+++ INFORMATION PROVIDED

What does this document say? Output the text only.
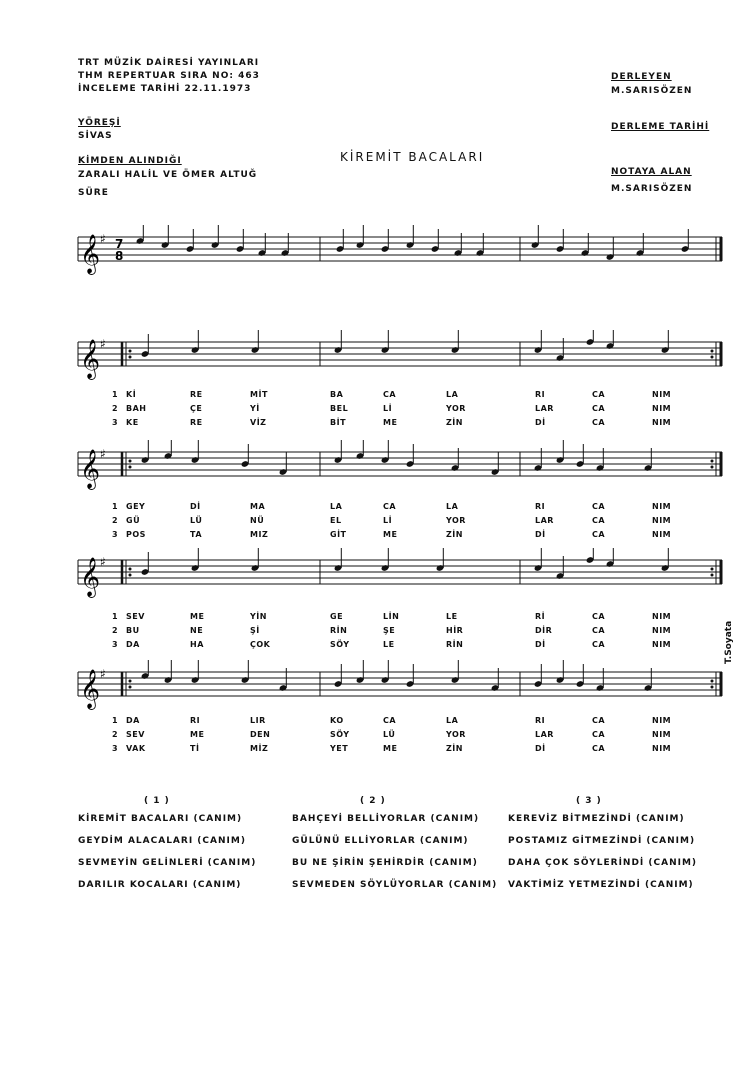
TRT MÜZİK DAİRESİ YAYINLARI
THM REPERTUAR SIRA NO: 463
İNCELEME TARİHİ 22.11.1973
YÖREŞİ
SİVAS
KİMDEN ALINDIĞI
ZARALI HALİL VE ÖMER ALTUĞ
SÜRE
DERLEYEN
M.SARISÖZEN
DERLEME TARİHİ
NOTAYA ALAN
M.SARISÖZEN
KİREMİT BACALARI
𝄞 ♯ 7
8
𝄞 ♯
𝄞 ♯
𝄞 ♯
𝄞 ♯
1 Kİ	RE	MİT	BA	CA	LA	RI	CA	NIM
2 BAH	ÇE	Yİ	BEL	Lİ	YOR	LAR	CA	NIM
3 KE	RE	VİZ	BİT	ME	ZİN	Dİ	CA	NIM
1 GEY	Dİ	MA	LA	CA	LA	RI	CA	NIM
2 GÜ	LÜ	NÜ	EL	Lİ	YOR	LAR	CA	NIM
3 POS	TA	MIZ	GİT	ME	ZİN	Dİ	CA	NIM
1 SEV	ME	YİN	GE	LİN	LE	Rİ	CA	NIM
2 BU	NE	Şİ	RİN	ŞE	HİR	DİR	CA	NIM
3 DA	HA	ÇOK	SÖY	LE	RİN	Dİ	CA	NIM
1 DA	RI	LIR	KO	CA	LA	RI	CA	NIM
2 SEV	ME	DEN	SÖY	LÜ	YOR	LAR	CA	NIM
3 VAK	Tİ	MİZ	YET	ME	ZİN	Dİ	CA	NIM
T.Soyata
( 1 )
KİREMİT BACALARI (CANIM)
GEYDİM ALACALARI (CANIM)
SEVMEYİN GELİNLERİ (CANIM)
DARILIR KOCALARI (CANIM)
( 2 )
BAHÇEYİ BELLİYORLAR (CANIM)
GÜLÜNÜ ELLİYORLAR (CANIM)
BU NE ŞİRİN ŞEHİRDİR (CANIM)
SEVMEDEN SÖYLÜYORLAR (CANIM)
( 3 )
KEREVİZ BİTMEZİNDİ (CANIM)
POSTAMIZ GİTMEZİNDİ (CANIM)
DAHA ÇOK SÖYLERİNDİ (CANIM)
VAKTİMİZ YETMEZİNDİ (CANIM)
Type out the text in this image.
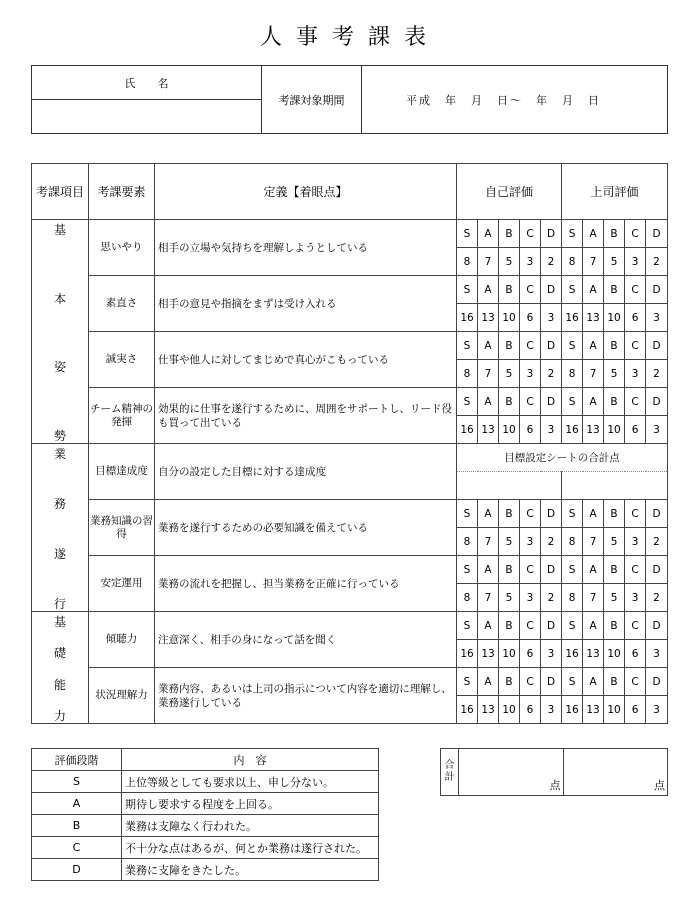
人事考課表
氏　　名	考課対象期間	平成　年　月　日〜　年　月　日

考課項目	考課要素	定義【着眼点】	自己評価					上司評価				

基
本
姿
勢	思いやり	相手の立場や気持ちを理解しようとしている	S	A	B	C	D	S	A	B	C	D
			8	7	5	3	2	8	7	5	3	2
	素直さ	相手の意見や指摘をまずは受け入れる	S	A	B	C	D	S	A	B	C	D
			16	13	10	6	3	16	13	10	6	3
	誠実さ	仕事や他人に対してまじめで真心がこもっている	S	A	B	C	D	S	A	B	C	D
			8	7	5	3	2	8	7	5	3	2
	チーム精神の発揮	効果的に仕事を遂行するために、周囲をサポートし、リード役も買って出ている	S	A	B	C	D	S	A	B	C	D
			16	13	10	6	3	16	13	10	6	3

業
務
遂
行	目標達成度	自分の設定した目標に対する達成度	目標設定シートの合計点									

	業務知識の習得	業務を遂行するための必要知識を備えている	S	A	B	C	D	S	A	B	C	D
			8	7	5	3	2	8	7	5	3	2
	安定運用	業務の流れを把握し、担当業務を正確に行っている	S	A	B	C	D	S	A	B	C	D
			8	7	5	3	2	8	7	5	3	2

基
礎
能
力	傾聴力	注意深く、相手の身になって話を聞く	S	A	B	C	D	S	A	B	C	D
			16	13	10	6	3	16	13	10	6	3
	状況理解力	業務内容、あるいは上司の指示について内容を適切に理解し、業務遂行している	S	A	B	C	D	S	A	B	C	D
			16	13	10	6	3	16	13	10	6	3
評価段階	内　容
S	上位等級としても要求以上、申し分ない。
A	期待し要求する程度を上回る。
B	業務は支障なく行われた。
C	不十分な点はあるが、何とか業務は遂行された。
D	業務に支障をきたした。
合
計
	点	点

++++++

Transcribe all entries above exactly. Drop the pictures.

What does this document say? Output the text only.
TRT MÜZİK DAİRESİ YAYINLARI
THM REPERTUAR SIRA NO: 463
İNCELEME TARİHİ 22.11.1973
YÖREŞİ
SİVAS
KİMDEN ALINDIĞI
ZARALI HALİL VE ÖMER ALTUĞ
SÜRE
DERLEYEN
M.SARISÖZEN
DERLEME TARİHİ
NOTAYA ALAN
M.SARISÖZEN
KİREMİT BACALARI
𝄞 ♯ 7
8
𝄞 ♯
𝄞 ♯
𝄞 ♯
𝄞 ♯
1 Kİ	RE	MİT	BA	CA	LA	RI	CA	NIM
2 BAH	ÇE	Yİ	BEL	Lİ	YOR	LAR	CA	NIM
3 KE	RE	VİZ	BİT	ME	ZİN	Dİ	CA	NIM
1 GEY	Dİ	MA	LA	CA	LA	RI	CA	NIM
2 GÜ	LÜ	NÜ	EL	Lİ	YOR	LAR	CA	NIM
3 POS	TA	MIZ	GİT	ME	ZİN	Dİ	CA	NIM
1 SEV	ME	YİN	GE	LİN	LE	Rİ	CA	NIM
2 BU	NE	Şİ	RİN	ŞE	HİR	DİR	CA	NIM
3 DA	HA	ÇOK	SÖY	LE	RİN	Dİ	CA	NIM
1 DA	RI	LIR	KO	CA	LA	RI	CA	NIM
2 SEV	ME	DEN	SÖY	LÜ	YOR	LAR	CA	NIM
3 VAK	Tİ	MİZ	YET	ME	ZİN	Dİ	CA	NIM
T.Soyata
( 1 )
KİREMİT BACALARI (CANIM)
GEYDİM ALACALARI (CANIM)
SEVMEYİN GELİNLERİ (CANIM)
DARILIR KOCALARI (CANIM)
( 2 )
BAHÇEYİ BELLİYORLAR (CANIM)
GÜLÜNÜ ELLİYORLAR (CANIM)
BU NE ŞİRİN ŞEHİRDİR (CANIM)
SEVMEDEN SÖYLÜYORLAR (CANIM)
( 3 )
KEREVİZ BİTMEZİNDİ (CANIM)
POSTAMIZ GİTMEZİNDİ (CANIM)
DAHA ÇOK SÖYLERİNDİ (CANIM)
VAKTİMİZ YETMEZİNDİ (CANIM)
Type out the text in this image.
人事考課表
氏　　名	考課対象期間	平成　年　月　日〜　年　月　日

考課項目	考課要素	定義【着眼点】	自己評価					上司評価				

基
本
姿
勢	思いやり	相手の立場や気持ちを理解しようとしている	S	A	B	C	D	S	A	B	C	D
			8	7	5	3	2	8	7	5	3	2
	素直さ	相手の意見や指摘をまずは受け入れる	S	A	B	C	D	S	A	B	C	D
			16	13	10	6	3	16	13	10	6	3
	誠実さ	仕事や他人に対してまじめで真心がこもっている	S	A	B	C	D	S	A	B	C	D
			8	7	5	3	2	8	7	5	3	2
	チーム精神の発揮	効果的に仕事を遂行するために、周囲をサポートし、リード役も買って出ている	S	A	B	C	D	S	A	B	C	D
			16	13	10	6	3	16	13	10	6	3

業
務
遂
行	目標達成度	自分の設定した目標に対する達成度	目標設定シートの合計点									

	業務知識の習得	業務を遂行するための必要知識を備えている	S	A	B	C	D	S	A	B	C	D
			8	7	5	3	2	8	7	5	3	2
	安定運用	業務の流れを把握し、担当業務を正確に行っている	S	A	B	C	D	S	A	B	C	D
			8	7	5	3	2	8	7	5	3	2

基
礎
能
力	傾聴力	注意深く、相手の身になって話を聞く	S	A	B	C	D	S	A	B	C	D
			16	13	10	6	3	16	13	10	6	3
	状況理解力	業務内容、あるいは上司の指示について内容を適切に理解し、業務遂行している	S	A	B	C	D	S	A	B	C	D
			16	13	10	6	3	16	13	10	6	3
評価段階	内　容
S	上位等級としても要求以上、申し分ない。
A	期待し要求する程度を上回る。
B	業務は支障なく行われた。
C	不十分な点はあるが、何とか業務は遂行された。
D	業務に支障をきたした。
合
計
	点	点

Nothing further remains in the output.